Given request -
The listing below is to be output in its exact form.

Given data -

▼▼▼

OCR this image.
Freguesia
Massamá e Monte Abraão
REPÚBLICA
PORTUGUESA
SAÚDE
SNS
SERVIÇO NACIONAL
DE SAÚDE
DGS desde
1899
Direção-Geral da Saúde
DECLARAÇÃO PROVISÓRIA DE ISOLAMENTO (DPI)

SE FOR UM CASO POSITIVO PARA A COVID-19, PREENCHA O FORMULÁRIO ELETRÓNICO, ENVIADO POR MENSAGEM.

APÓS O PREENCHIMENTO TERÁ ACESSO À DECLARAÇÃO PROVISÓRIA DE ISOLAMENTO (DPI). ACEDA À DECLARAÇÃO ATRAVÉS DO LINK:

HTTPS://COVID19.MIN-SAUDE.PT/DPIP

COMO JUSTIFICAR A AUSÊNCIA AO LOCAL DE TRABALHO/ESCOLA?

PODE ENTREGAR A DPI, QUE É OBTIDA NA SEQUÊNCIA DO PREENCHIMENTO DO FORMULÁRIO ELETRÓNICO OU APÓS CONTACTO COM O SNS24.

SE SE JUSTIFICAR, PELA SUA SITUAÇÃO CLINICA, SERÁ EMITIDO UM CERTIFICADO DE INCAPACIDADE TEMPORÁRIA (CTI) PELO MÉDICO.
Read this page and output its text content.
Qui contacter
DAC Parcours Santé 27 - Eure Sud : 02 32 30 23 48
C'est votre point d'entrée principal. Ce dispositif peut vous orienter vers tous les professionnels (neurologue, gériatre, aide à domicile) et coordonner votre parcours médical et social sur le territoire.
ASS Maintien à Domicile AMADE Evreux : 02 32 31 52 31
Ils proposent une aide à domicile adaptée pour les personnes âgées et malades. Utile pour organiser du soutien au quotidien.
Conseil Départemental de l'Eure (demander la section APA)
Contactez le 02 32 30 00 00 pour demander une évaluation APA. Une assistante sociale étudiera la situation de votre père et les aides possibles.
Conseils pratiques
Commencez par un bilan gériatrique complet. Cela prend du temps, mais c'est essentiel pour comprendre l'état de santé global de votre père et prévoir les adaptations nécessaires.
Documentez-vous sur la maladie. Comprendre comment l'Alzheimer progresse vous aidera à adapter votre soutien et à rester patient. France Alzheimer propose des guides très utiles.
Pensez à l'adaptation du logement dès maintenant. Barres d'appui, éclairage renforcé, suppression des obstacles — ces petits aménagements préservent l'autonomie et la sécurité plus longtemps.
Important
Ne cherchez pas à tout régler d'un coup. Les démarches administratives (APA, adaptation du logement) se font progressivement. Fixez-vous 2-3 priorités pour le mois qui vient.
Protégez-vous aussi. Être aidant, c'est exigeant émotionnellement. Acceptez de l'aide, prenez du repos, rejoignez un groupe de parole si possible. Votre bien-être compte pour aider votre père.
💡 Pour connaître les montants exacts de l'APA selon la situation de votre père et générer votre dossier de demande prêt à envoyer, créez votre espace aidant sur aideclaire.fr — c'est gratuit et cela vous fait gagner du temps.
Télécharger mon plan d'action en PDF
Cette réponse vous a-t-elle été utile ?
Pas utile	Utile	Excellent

▲▲▲

Exercise solution -
OCR this image.
Freguesia
Massamá e Monte Abraão
REPÚBLICA
PORTUGUESA
SAÚDE
SNS
SERVIÇO NACIONAL
DE SAÚDE
DGS desde
1899
Direção-Geral da Saúde
DECLARAÇÃO PROVISÓRIA DE ISOLAMENTO (DPI)

SE FOR UM CASO POSITIVO PARA A COVID-19, PREENCHA O FORMULÁRIO ELETRÓNICO, ENVIADO POR MENSAGEM.

APÓS O PREENCHIMENTO TERÁ ACESSO À DECLARAÇÃO PROVISÓRIA DE ISOLAMENTO (DPI). ACEDA À DECLARAÇÃO ATRAVÉS DO LINK:

HTTPS://COVID19.MIN-SAUDE.PT/DPIP

COMO JUSTIFICAR A AUSÊNCIA AO LOCAL DE TRABALHO/ESCOLA?

PODE ENTREGAR A DPI, QUE É OBTIDA NA SEQUÊNCIA DO PREENCHIMENTO DO FORMULÁRIO ELETRÓNICO OU APÓS CONTACTO COM O SNS24.

SE SE JUSTIFICAR, PELA SUA SITUAÇÃO CLINICA, SERÁ EMITIDO UM CERTIFICADO DE INCAPACIDADE TEMPORÁRIA (CTI) PELO MÉDICO.
Read this page and output its text content.
Qui contacter
DAC Parcours Santé 27 - Eure Sud : 02 32 30 23 48
C'est votre point d'entrée principal. Ce dispositif peut vous orienter vers tous les professionnels (neurologue, gériatre, aide à domicile) et coordonner votre parcours médical et social sur le territoire.
ASS Maintien à Domicile AMADE Evreux : 02 32 31 52 31
Ils proposent une aide à domicile adaptée pour les personnes âgées et malades. Utile pour organiser du soutien au quotidien.
Conseil Départemental de l'Eure (demander la section APA)
Contactez le 02 32 30 00 00 pour demander une évaluation APA. Une assistante sociale étudiera la situation de votre père et les aides possibles.
Conseils pratiques
Commencez par un bilan gériatrique complet. Cela prend du temps, mais c'est essentiel pour comprendre l'état de santé global de votre père et prévoir les adaptations nécessaires.
Documentez-vous sur la maladie. Comprendre comment l'Alzheimer progresse vous aidera à adapter votre soutien et à rester patient. France Alzheimer propose des guides très utiles.
Pensez à l'adaptation du logement dès maintenant. Barres d'appui, éclairage renforcé, suppression des obstacles — ces petits aménagements préservent l'autonomie et la sécurité plus longtemps.
Important
Ne cherchez pas à tout régler d'un coup. Les démarches administratives (APA, adaptation du logement) se font progressivement. Fixez-vous 2-3 priorités pour le mois qui vient.
Protégez-vous aussi. Être aidant, c'est exigeant émotionnellement. Acceptez de l'aide, prenez du repos, rejoignez un groupe de parole si possible. Votre bien-être compte pour aider votre père.
💡 Pour connaître les montants exacts de l'APA selon la situation de votre père et générer votre dossier de demande prêt à envoyer, créez votre espace aidant sur aideclaire.fr — c'est gratuit et cela vous fait gagner du temps.
Télécharger mon plan d'action en PDF
Cette réponse vous a-t-elle été utile ?
Pas utile	Utile	Excellent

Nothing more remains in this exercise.